> PROMPT
All entries below are to be set down again, identical to the source.

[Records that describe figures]
"""

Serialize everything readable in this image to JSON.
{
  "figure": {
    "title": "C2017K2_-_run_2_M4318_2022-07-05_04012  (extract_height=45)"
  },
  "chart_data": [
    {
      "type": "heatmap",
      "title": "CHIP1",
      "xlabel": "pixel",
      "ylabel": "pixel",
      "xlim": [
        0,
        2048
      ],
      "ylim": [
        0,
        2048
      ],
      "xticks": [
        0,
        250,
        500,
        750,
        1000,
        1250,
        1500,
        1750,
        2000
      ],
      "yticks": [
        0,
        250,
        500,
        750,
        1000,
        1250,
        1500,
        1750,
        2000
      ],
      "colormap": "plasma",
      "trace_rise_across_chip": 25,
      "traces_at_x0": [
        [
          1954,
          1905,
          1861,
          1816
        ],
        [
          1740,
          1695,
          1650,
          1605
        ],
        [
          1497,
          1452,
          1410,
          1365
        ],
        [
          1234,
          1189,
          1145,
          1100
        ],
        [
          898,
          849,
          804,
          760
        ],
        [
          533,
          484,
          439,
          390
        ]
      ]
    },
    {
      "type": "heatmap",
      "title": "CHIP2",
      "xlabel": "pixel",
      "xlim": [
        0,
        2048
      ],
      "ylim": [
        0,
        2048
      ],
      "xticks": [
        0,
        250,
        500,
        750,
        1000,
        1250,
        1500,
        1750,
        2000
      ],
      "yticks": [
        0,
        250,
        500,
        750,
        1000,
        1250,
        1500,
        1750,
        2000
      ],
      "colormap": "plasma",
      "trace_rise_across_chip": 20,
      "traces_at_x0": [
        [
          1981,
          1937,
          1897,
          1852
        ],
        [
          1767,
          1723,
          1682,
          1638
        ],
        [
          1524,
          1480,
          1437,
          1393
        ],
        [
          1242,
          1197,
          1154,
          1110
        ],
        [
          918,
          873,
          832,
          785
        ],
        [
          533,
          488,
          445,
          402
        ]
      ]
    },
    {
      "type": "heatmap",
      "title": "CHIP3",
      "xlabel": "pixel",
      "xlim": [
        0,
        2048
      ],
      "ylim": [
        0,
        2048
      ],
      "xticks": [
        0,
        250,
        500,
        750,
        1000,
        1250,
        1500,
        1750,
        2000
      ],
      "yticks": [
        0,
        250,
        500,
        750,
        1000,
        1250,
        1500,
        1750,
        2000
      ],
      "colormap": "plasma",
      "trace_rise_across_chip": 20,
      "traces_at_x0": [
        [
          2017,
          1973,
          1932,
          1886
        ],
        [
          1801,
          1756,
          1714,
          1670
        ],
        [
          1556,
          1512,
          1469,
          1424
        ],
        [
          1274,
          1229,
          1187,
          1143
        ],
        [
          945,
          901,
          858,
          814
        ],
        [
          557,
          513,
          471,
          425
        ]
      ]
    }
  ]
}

"""

> RESULT OF THE EXERCISE
Serialize everything readable in this image to JSON.
{
  "figure": {
    "title": "C2017K2_-_run_2_M4318_2022-07-05_04012  (extract_height=45)"
  },
  "chart_data": [
    {
      "type": "heatmap",
      "title": "CHIP1",
      "xlabel": "pixel",
      "ylabel": "pixel",
      "xlim": [
        0,
        2048
      ],
      "ylim": [
        0,
        2048
      ],
      "xticks": [
        0,
        250,
        500,
        750,
        1000,
        1250,
        1500,
        1750,
        2000
      ],
      "yticks": [
        0,
        250,
        500,
        750,
        1000,
        1250,
        1500,
        1750,
        2000
      ],
      "colormap": "plasma",
      "trace_rise_across_chip": 25,
      "traces_at_x0": [
        [
          1954,
          1905,
          1861,
          1816
        ],
        [
          1740,
          1695,
          1650,
          1605
        ],
        [
          1497,
          1452,
          1410,
          1365
        ],
        [
          1234,
          1189,
          1145,
          1100
        ],
        [
          898,
          849,
          804,
          760
        ],
        [
          533,
          484,
          439,
          390
        ]
      ]
    },
    {
      "type": "heatmap",
      "title": "CHIP2",
      "xlabel": "pixel",
      "xlim": [
        0,
        2048
      ],
      "ylim": [
        0,
        2048
      ],
      "xticks": [
        0,
        250,
        500,
        750,
        1000,
        1250,
        1500,
        1750,
        2000
      ],
      "yticks": [
        0,
        250,
        500,
        750,
        1000,
        1250,
        1500,
        1750,
        2000
      ],
      "colormap": "plasma",
      "trace_rise_across_chip": 20,
      "traces_at_x0": [
        [
          1981,
          1937,
          1897,
          1852
        ],
        [
          1767,
          1723,
          1682,
          1638
        ],
        [
          1524,
          1480,
          1437,
          1393
        ],
        [
          1242,
          1197,
          1154,
          1110
        ],
        [
          918,
          873,
          832,
          785
        ],
        [
          533,
          488,
          445,
          402
        ]
      ]
    },
    {
      "type": "heatmap",
      "title": "CHIP3",
      "xlabel": "pixel",
      "xlim": [
        0,
        2048
      ],
      "ylim": [
        0,
        2048
      ],
      "xticks": [
        0,
        250,
        500,
        750,
        1000,
        1250,
        1500,
        1750,
        2000
      ],
      "yticks": [
        0,
        250,
        500,
        750,
        1000,
        1250,
        1500,
        1750,
        2000
      ],
      "colormap": "plasma",
      "trace_rise_across_chip": 20,
      "traces_at_x0": [
        [
          2017,
          1973,
          1932,
          1886
        ],
        [
          1801,
          1756,
          1714,
          1670
        ],
        [
          1556,
          1512,
          1469,
          1424
        ],
        [
          1274,
          1229,
          1187,
          1143
        ],
        [
          945,
          901,
          858,
          814
        ],
        [
          557,
          513,
          471,
          425
        ]
      ]
    }
  ]
}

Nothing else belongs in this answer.